# [EXERCISE]
In the material below, count the lines with the word "peut" and state that number only.

# [SUPPLIED MATERIAL]
================

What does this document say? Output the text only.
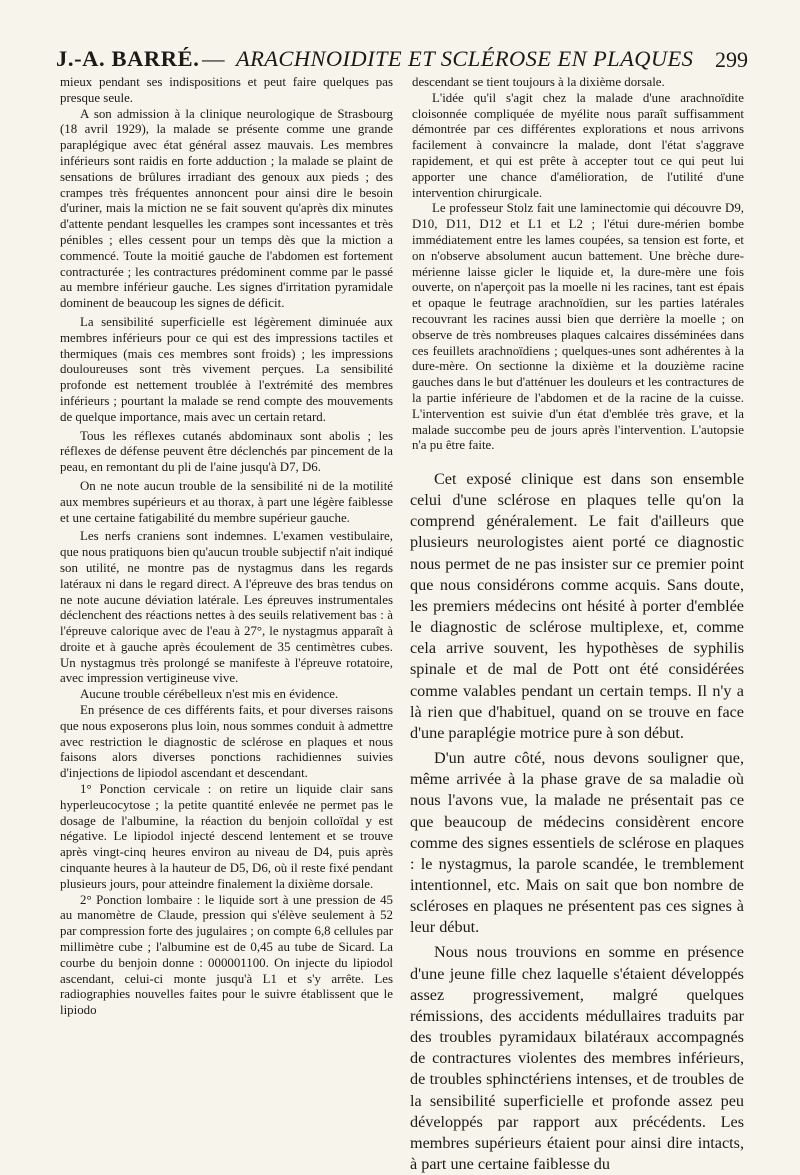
J.-A. BARRÉ. — ARACHNOIDITE ET SCLÉROSE EN PLAQUES 299

mieux pendant ses indispositions et peut faire quelques pas presque seule.

A son admission à la clinique neurologique de Strasbourg (18 avril 1929), la malade se présente comme une grande paraplégique avec état général assez mauvais. Les membres inférieurs sont raidis en forte adduction ; la malade se plaint de sensations de brûlures irradiant des genoux aux pieds ; des crampes très fréquentes annoncent pour ainsi dire le besoin d'uriner, mais la miction ne se fait souvent qu'après dix minutes d'attente pendant lesquelles les crampes sont incessantes et très pénibles ; elles cessent pour un temps dès que la miction a commencé. Toute la moitié gauche de l'abdomen est fortement contracturée ; les contractures prédominent comme par le passé au membre inférieur gauche. Les signes d'irritation pyramidale dominent de beaucoup les signes de déficit.

La sensibilité superficielle est légèrement diminuée aux membres inférieurs pour ce qui est des impressions tactiles et thermiques (mais ces membres sont froids) ; les impressions douloureuses sont très vivement perçues. La sensibilité profonde est nettement troublée à l'extrémité des membres inférieurs ; pourtant la malade se rend compte des mouvements de quelque importance, mais avec un certain retard.

Tous les réflexes cutanés abdominaux sont abolis ; les réflexes de défense peuvent être déclenchés par pincement de la peau, en remontant du pli de l'aine jusqu'à D7, D6.

On ne note aucun trouble de la sensibilité ni de la motilité aux membres supérieurs et au thorax, à part une légère faiblesse et une certaine fatigabilité du membre supérieur gauche.

Les nerfs craniens sont indemnes. L'examen vestibulaire, que nous pratiquons bien qu'aucun trouble subjectif n'ait indiqué son utilité, ne montre pas de nystagmus dans les regards latéraux ni dans le regard direct. A l'épreuve des bras tendus on ne note aucune déviation latérale. Les épreuves instrumentales déclenchent des réactions nettes à des seuils relativement bas : à l'épreuve calorique avec de l'eau à 27°, le nystagmus apparaît à droite et à gauche après écoulement de 35 centimètres cubes. Un nystagmus très prolongé se manifeste à l'épreuve rotatoire, avec impression vertigineuse vive.

Aucune trouble cérébelleux n'est mis en évidence.

En présence de ces différents faits, et pour diverses raisons que nous exposerons plus loin, nous sommes conduit à admettre avec restriction le diagnostic de sclérose en plaques et nous faisons alors diverses ponctions rachidiennes suivies d'injections de lipiodol ascendant et descendant.

1° Ponction cervicale : on retire un liquide clair sans hyperleucocytose ; la petite quantité enlevée ne permet pas le dosage de l'albumine, la réaction du benjoin colloïdal y est négative. Le lipiodol injecté descend lentement et se trouve après vingt-cinq heures environ au niveau de D4, puis après cinquante heures à la hauteur de D5, D6, où il reste fixé pendant plusieurs jours, pour atteindre finalement la dixième dorsale.

2° Ponction lombaire : le liquide sort à une pression de 45 au manomètre de Claude, pression qui s'élève seulement à 52 par compression forte des jugulaires ; on compte 6,8 cellules par millimètre cube ; l'albumine est de 0,45 au tube de Sicard. La courbe du benjoin donne : 000001100. On injecte du lipiodol ascendant, celui-ci monte jusqu'à L1 et s'y arrête. Les radiographies nouvelles faites pour le suivre établissent que le lipiodo

descendant se tient toujours à la dixième dorsale.

L'idée qu'il s'agit chez la malade d'une arachnoïdite cloisonnée compliquée de myélite nous paraît suffisamment démontrée par ces différentes explorations et nous arrivons facilement à convaincre la malade, dont l'état s'aggrave rapidement, et qui est prête à accepter tout ce qui peut lui apporter une chance d'amélioration, de l'utilité d'une intervention chirurgicale.

Le professeur Stolz fait une laminectomie qui découvre D9, D10, D11, D12 et L1 et L2 ; l'étui dure-mérien bombe immédiatement entre les lames coupées, sa tension est forte, et on n'observe absolument aucun battement. Une brèche dure-mérienne laisse gicler le liquide et, la dure-mère une fois ouverte, on n'aperçoit pas la moelle ni les racines, tant est épais et opaque le feutrage arachnoïdien, sur les parties latérales recouvrant les racines aussi bien que derrière la moelle ; on observe de très nombreuses plaques calcaires disséminées dans ces feuillets arachnoïdiens ; quelques-unes sont adhérentes à la dure-mère. On sectionne la dixième et la douzième racine gauches dans le but d'atténuer les douleurs et les contractures de la partie inférieure de l'abdomen et de la racine de la cuisse. L'intervention est suivie d'un état d'emblée très grave, et la malade succombe peu de jours après l'intervention. L'autopsie n'a pu être faite.

Cet exposé clinique est dans son ensemble celui d'une sclérose en plaques telle qu'on la comprend généralement. Le fait d'ailleurs que plusieurs neurologistes aient porté ce diagnostic nous permet de ne pas insister sur ce premier point que nous considérons comme acquis. Sans doute, les premiers médecins ont hésité à porter d'emblée le diagnostic de sclérose multiplexe, et, comme cela arrive souvent, les hypothèses de syphilis spinale et de mal de Pott ont été considérées comme valables pendant un certain temps. Il n'y a là rien que d'habituel, quand on se trouve en face d'une paraplégie motrice pure à son début.

D'un autre côté, nous devons souligner que, même arrivée à la phase grave de sa maladie où nous l'avons vue, la malade ne présentait pas ce que beaucoup de médecins considèrent encore comme des signes essentiels de sclérose en plaques : le nystagmus, la parole scandée, le tremblement intentionnel, etc. Mais on sait que bon nombre de scléroses en plaques ne présentent pas ces signes à leur début.

Nous nous trouvions en somme en présence d'une jeune fille chez laquelle s'étaient développés assez progressivement, malgré quelques rémissions, des accidents médullaires traduits par des troubles pyramidaux bilatéraux accompagnés de contractures violentes des membres inférieurs, de troubles sphinctériens intenses, et de troubles de la sensibilité superficielle et profonde assez peu développés par rapport aux précédents. Les membres supérieurs étaient pour ainsi dire intacts, à part une certaine faiblesse du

================

# [TASK SOLUTION]
2